■ EXERCISE GOAL ■
Show all lines from the listing below that contain "μέχρι".

■ LISTED RECORDS ■
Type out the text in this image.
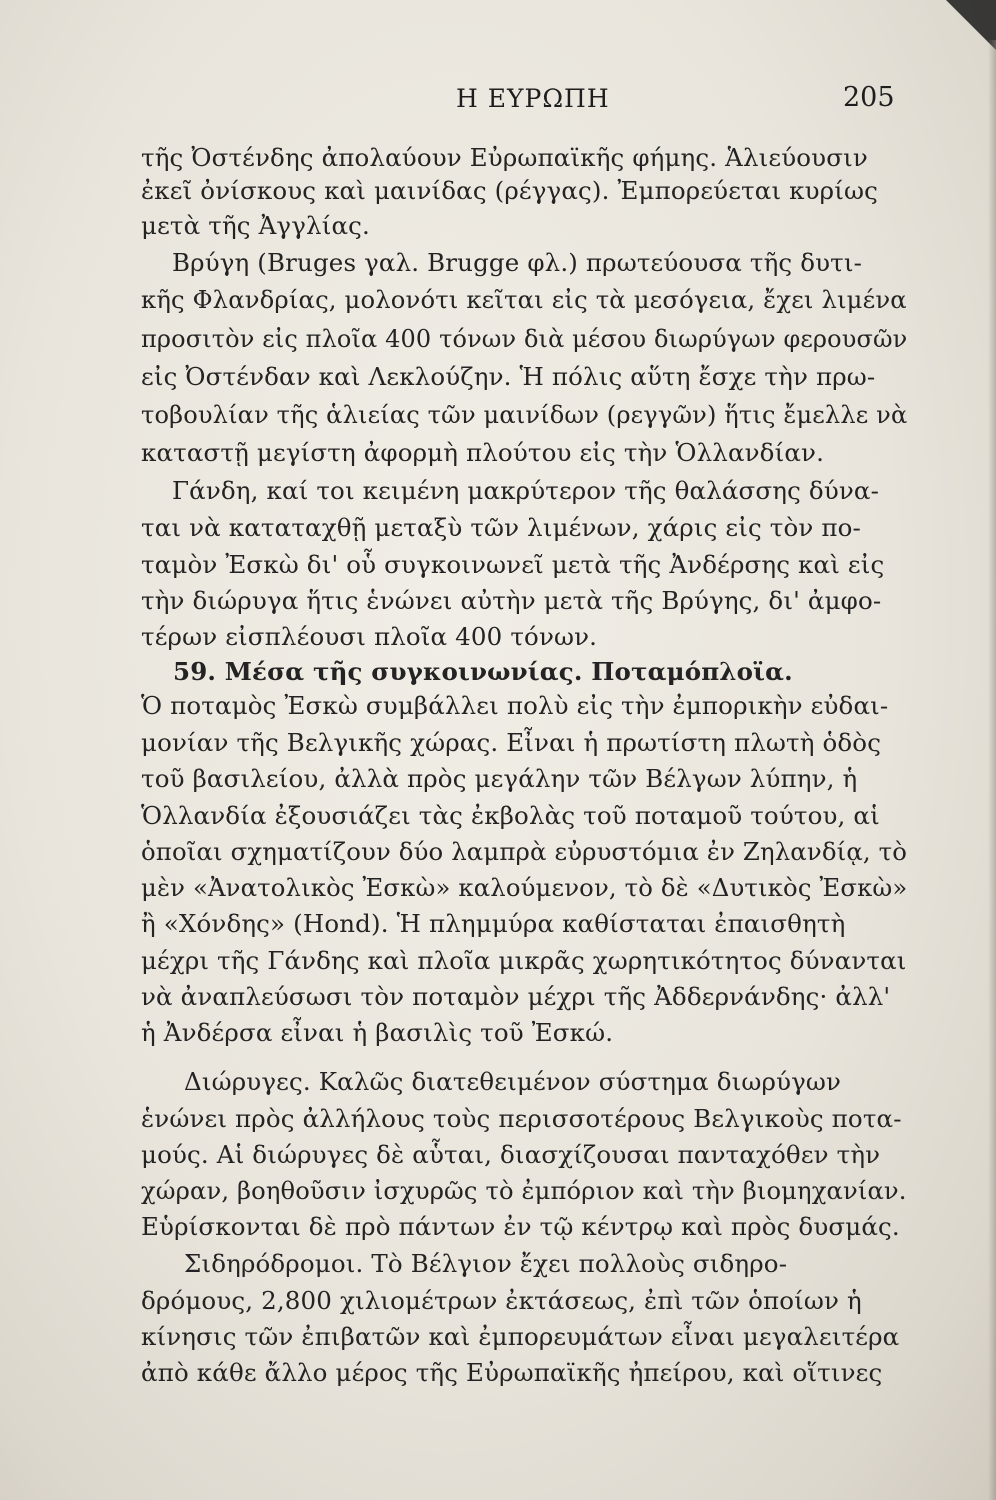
Η ΕΥΡΩΠΗ	205
τῆς Ὀστένδης ἀπολαύουν Εὐρωπαϊκῆς φήμης. Ἁλιεύουσιν
ἐκεῖ ὀνίσκους καὶ μαινίδας (ρέγγας). Ἐμπορεύεται κυρίως
μετὰ τῆς Ἀγγλίας.
Βρύγη (Bruges γαλ. Brugge φλ.) πρωτεύουσα τῆς δυτι-
κῆς Φλανδρίας, μολονότι κεῖται εἰς τὰ μεσόγεια, ἔχει λιμένα
προσιτὸν εἰς πλοῖα 400 τόνων διὰ μέσου διωρύγων φερουσῶν
εἰς Ὀστένδαν καὶ Λεκλούζην. Ἡ πόλις αὕτη ἔσχε τὴν πρω-
τοβουλίαν τῆς ἁλιείας τῶν μαινίδων (ρεγγῶν) ἥτις ἔμελλε νὰ
καταστῇ μεγίστη ἀφορμὴ πλούτου εἰς τὴν Ὁλλανδίαν.
Γάνδη, καί τοι κειμένη μακρύτερον τῆς θαλάσσης δύνα-
ται νὰ καταταχθῇ μεταξὺ τῶν λιμένων, χάρις εἰς τὸν πο-
ταμὸν Ἐσκὼ δι' οὗ συγκοινωνεῖ μετὰ τῆς Ἀνδέρσης καὶ εἰς
τὴν διώρυγα ἥτις ἑνώνει αὐτὴν μετὰ τῆς Βρύγης, δι' ἀμφο-
τέρων εἰσπλέουσι πλοῖα 400 τόνων.
59. Μέσα τῆς συγκοινωνίας. Ποταμόπλοϊα.
Ὁ ποταμὸς Ἐσκὼ συμβάλλει πολὺ εἰς τὴν ἐμπορικὴν εὐδαι-
μονίαν τῆς Βελγικῆς χώρας. Εἶναι ἡ πρωτίστη πλωτὴ ὁδὸς
τοῦ βασιλείου, ἀλλὰ πρὸς μεγάλην τῶν Βέλγων λύπην, ἡ
Ὁλλανδία ἐξουσιάζει τὰς ἐκβολὰς τοῦ ποταμοῦ τούτου, αἱ
ὁποῖαι σχηματίζουν δύο λαμπρὰ εὐρυστόμια ἐν Ζηλανδίᾳ, τὸ
μὲν «Ἀνατολικὸς Ἐσκὼ» καλούμενον, τὸ δὲ «Δυτικὸς Ἐσκὼ»
ἢ «Χόνδης» (Hond). Ἡ πλημμύρα καθίσταται ἐπαισθητὴ
μέχρι τῆς Γάνδης καὶ πλοῖα μικρᾶς χωρητικότητος δύνανται
νὰ ἀναπλεύσωσι τὸν ποταμὸν μέχρι τῆς Ἀδδερνάνδης· ἀλλ'
ἡ Ἀνδέρσα εἶναι ἡ βασιλὶς τοῦ Ἐσκώ.
Διώρυγες. Καλῶς διατεθειμένον σύστημα διωρύγων
ἑνώνει πρὸς ἀλλήλους τοὺς περισσοτέρους Βελγικοὺς ποτα-
μούς. Αἱ διώρυγες δὲ αὗται, διασχίζουσαι πανταχόθεν τὴν
χώραν, βοηθοῦσιν ἰσχυρῶς τὸ ἐμπόριον καὶ τὴν βιομηχανίαν.
Εὑρίσκονται δὲ πρὸ πάντων ἐν τῷ κέντρῳ καὶ πρὸς δυσμάς.
Σιδηρόδρομοι. Τὸ Βέλγιον ἔχει πολλοὺς σιδηρο-
δρόμους, 2,800 χιλιομέτρων ἐκτάσεως, ἐπὶ τῶν ὁποίων ἡ
κίνησις τῶν ἐπιβατῶν καὶ ἐμπορευμάτων εἶναι μεγαλειτέρα
ἀπὸ κάθε ἄλλο μέρος τῆς Εὐρωπαϊκῆς ἠπείρου, καὶ οἵτινες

■ FINISHED ANSWER ■
μέχρι τῆς Γάνδης καὶ πλοῖα μικρᾶς χωρητικότητος δύνανται
νὰ ἀναπλεύσωσι τὸν ποταμὸν μέχρι τῆς Ἀδδερνάνδης· ἀλλ'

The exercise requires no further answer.